## START RECORDS
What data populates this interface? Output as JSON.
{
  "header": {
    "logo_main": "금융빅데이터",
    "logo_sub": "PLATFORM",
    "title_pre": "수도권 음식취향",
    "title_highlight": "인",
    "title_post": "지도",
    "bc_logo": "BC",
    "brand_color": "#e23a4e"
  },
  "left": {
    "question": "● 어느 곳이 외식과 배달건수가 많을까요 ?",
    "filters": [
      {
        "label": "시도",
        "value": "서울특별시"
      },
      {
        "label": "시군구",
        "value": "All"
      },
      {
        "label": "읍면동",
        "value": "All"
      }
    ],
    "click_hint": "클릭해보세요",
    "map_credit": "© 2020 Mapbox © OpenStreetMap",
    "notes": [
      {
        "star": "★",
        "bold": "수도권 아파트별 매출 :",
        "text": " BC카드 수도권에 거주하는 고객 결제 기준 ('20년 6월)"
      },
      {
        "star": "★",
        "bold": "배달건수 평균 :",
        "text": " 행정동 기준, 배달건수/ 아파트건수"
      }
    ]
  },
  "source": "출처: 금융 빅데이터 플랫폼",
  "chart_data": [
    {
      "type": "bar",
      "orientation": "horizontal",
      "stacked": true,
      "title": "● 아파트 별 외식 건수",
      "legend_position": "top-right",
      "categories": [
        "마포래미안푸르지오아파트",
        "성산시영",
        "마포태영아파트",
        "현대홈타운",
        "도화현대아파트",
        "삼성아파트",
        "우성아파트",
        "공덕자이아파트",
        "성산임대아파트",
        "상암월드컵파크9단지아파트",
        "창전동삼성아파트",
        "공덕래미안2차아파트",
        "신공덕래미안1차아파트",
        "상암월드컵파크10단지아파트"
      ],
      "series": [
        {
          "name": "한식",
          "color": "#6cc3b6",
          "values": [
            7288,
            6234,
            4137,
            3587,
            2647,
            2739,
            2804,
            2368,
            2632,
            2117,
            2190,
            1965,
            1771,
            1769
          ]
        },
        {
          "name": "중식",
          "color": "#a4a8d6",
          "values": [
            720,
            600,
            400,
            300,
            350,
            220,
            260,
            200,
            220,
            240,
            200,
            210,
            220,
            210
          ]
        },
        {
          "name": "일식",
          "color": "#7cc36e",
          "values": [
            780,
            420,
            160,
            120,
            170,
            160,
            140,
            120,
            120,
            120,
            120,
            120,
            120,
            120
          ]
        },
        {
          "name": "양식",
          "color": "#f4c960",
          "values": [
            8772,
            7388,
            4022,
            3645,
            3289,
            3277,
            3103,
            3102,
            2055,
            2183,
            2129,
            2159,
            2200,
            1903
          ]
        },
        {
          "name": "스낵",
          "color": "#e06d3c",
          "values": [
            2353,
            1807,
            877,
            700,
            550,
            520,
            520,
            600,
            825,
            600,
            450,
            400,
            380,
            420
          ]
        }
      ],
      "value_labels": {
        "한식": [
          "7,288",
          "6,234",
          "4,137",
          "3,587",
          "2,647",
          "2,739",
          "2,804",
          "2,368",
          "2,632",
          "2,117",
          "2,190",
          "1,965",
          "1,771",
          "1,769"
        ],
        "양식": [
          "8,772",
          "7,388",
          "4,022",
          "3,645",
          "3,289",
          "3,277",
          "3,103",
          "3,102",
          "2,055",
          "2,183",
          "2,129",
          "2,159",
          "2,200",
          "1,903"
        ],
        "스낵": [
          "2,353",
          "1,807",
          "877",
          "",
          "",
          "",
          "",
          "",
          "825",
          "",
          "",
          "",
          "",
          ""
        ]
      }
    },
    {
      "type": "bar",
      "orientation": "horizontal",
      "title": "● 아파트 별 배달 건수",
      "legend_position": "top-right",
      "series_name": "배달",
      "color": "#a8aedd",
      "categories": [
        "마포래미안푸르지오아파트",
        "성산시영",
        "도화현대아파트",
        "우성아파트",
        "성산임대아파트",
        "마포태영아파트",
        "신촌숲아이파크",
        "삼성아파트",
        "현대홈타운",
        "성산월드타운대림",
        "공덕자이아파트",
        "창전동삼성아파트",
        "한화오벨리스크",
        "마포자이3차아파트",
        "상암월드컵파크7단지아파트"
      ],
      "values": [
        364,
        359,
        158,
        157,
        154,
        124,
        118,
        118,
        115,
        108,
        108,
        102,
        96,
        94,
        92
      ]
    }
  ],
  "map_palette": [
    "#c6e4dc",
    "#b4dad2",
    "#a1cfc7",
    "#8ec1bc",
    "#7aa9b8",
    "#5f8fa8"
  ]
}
## END RECORDS
■ **AIM**: Copy every record exactly as presented.

■ **WRITTEN RESPONSE**:
What data populates this interface? Output as JSON.
{
  "header": {
    "logo_main": "금융빅데이터",
    "logo_sub": "PLATFORM",
    "title_pre": "수도권 음식취향",
    "title_highlight": "인",
    "title_post": "지도",
    "bc_logo": "BC",
    "brand_color": "#e23a4e"
  },
  "left": {
    "question": "● 어느 곳이 외식과 배달건수가 많을까요 ?",
    "filters": [
      {
        "label": "시도",
        "value": "서울특별시"
      },
      {
        "label": "시군구",
        "value": "All"
      },
      {
        "label": "읍면동",
        "value": "All"
      }
    ],
    "click_hint": "클릭해보세요",
    "map_credit": "© 2020 Mapbox © OpenStreetMap",
    "notes": [
      {
        "star": "★",
        "bold": "수도권 아파트별 매출 :",
        "text": " BC카드 수도권에 거주하는 고객 결제 기준 ('20년 6월)"
      },
      {
        "star": "★",
        "bold": "배달건수 평균 :",
        "text": " 행정동 기준, 배달건수/ 아파트건수"
      }
    ]
  },
  "source": "출처: 금융 빅데이터 플랫폼",
  "chart_data": [
    {
      "type": "bar",
      "orientation": "horizontal",
      "stacked": true,
      "title": "● 아파트 별 외식 건수",
      "legend_position": "top-right",
      "categories": [
        "마포래미안푸르지오아파트",
        "성산시영",
        "마포태영아파트",
        "현대홈타운",
        "도화현대아파트",
        "삼성아파트",
        "우성아파트",
        "공덕자이아파트",
        "성산임대아파트",
        "상암월드컵파크9단지아파트",
        "창전동삼성아파트",
        "공덕래미안2차아파트",
        "신공덕래미안1차아파트",
        "상암월드컵파크10단지아파트"
      ],
      "series": [
        {
          "name": "한식",
          "color": "#6cc3b6",
          "values": [
            7288,
            6234,
            4137,
            3587,
            2647,
            2739,
            2804,
            2368,
            2632,
            2117,
            2190,
            1965,
            1771,
            1769
          ]
        },
        {
          "name": "중식",
          "color": "#a4a8d6",
          "values": [
            720,
            600,
            400,
            300,
            350,
            220,
            260,
            200,
            220,
            240,
            200,
            210,
            220,
            210
          ]
        },
        {
          "name": "일식",
          "color": "#7cc36e",
          "values": [
            780,
            420,
            160,
            120,
            170,
            160,
            140,
            120,
            120,
            120,
            120,
            120,
            120,
            120
          ]
        },
        {
          "name": "양식",
          "color": "#f4c960",
          "values": [
            8772,
            7388,
            4022,
            3645,
            3289,
            3277,
            3103,
            3102,
            2055,
            2183,
            2129,
            2159,
            2200,
            1903
          ]
        },
        {
          "name": "스낵",
          "color": "#e06d3c",
          "values": [
            2353,
            1807,
            877,
            700,
            550,
            520,
            520,
            600,
            825,
            600,
            450,
            400,
            380,
            420
          ]
        }
      ],
      "value_labels": {
        "한식": [
          "7,288",
          "6,234",
          "4,137",
          "3,587",
          "2,647",
          "2,739",
          "2,804",
          "2,368",
          "2,632",
          "2,117",
          "2,190",
          "1,965",
          "1,771",
          "1,769"
        ],
        "양식": [
          "8,772",
          "7,388",
          "4,022",
          "3,645",
          "3,289",
          "3,277",
          "3,103",
          "3,102",
          "2,055",
          "2,183",
          "2,129",
          "2,159",
          "2,200",
          "1,903"
        ],
        "스낵": [
          "2,353",
          "1,807",
          "877",
          "",
          "",
          "",
          "",
          "",
          "825",
          "",
          "",
          "",
          "",
          ""
        ]
      }
    },
    {
      "type": "bar",
      "orientation": "horizontal",
      "title": "● 아파트 별 배달 건수",
      "legend_position": "top-right",
      "series_name": "배달",
      "color": "#a8aedd",
      "categories": [
        "마포래미안푸르지오아파트",
        "성산시영",
        "도화현대아파트",
        "우성아파트",
        "성산임대아파트",
        "마포태영아파트",
        "신촌숲아이파크",
        "삼성아파트",
        "현대홈타운",
        "성산월드타운대림",
        "공덕자이아파트",
        "창전동삼성아파트",
        "한화오벨리스크",
        "마포자이3차아파트",
        "상암월드컵파크7단지아파트"
      ],
      "values": [
        364,
        359,
        158,
        157,
        154,
        124,
        118,
        118,
        115,
        108,
        108,
        102,
        96,
        94,
        92
      ]
    }
  ],
  "map_palette": [
    "#c6e4dc",
    "#b4dad2",
    "#a1cfc7",
    "#8ec1bc",
    "#7aa9b8",
    "#5f8fa8"
  ]
}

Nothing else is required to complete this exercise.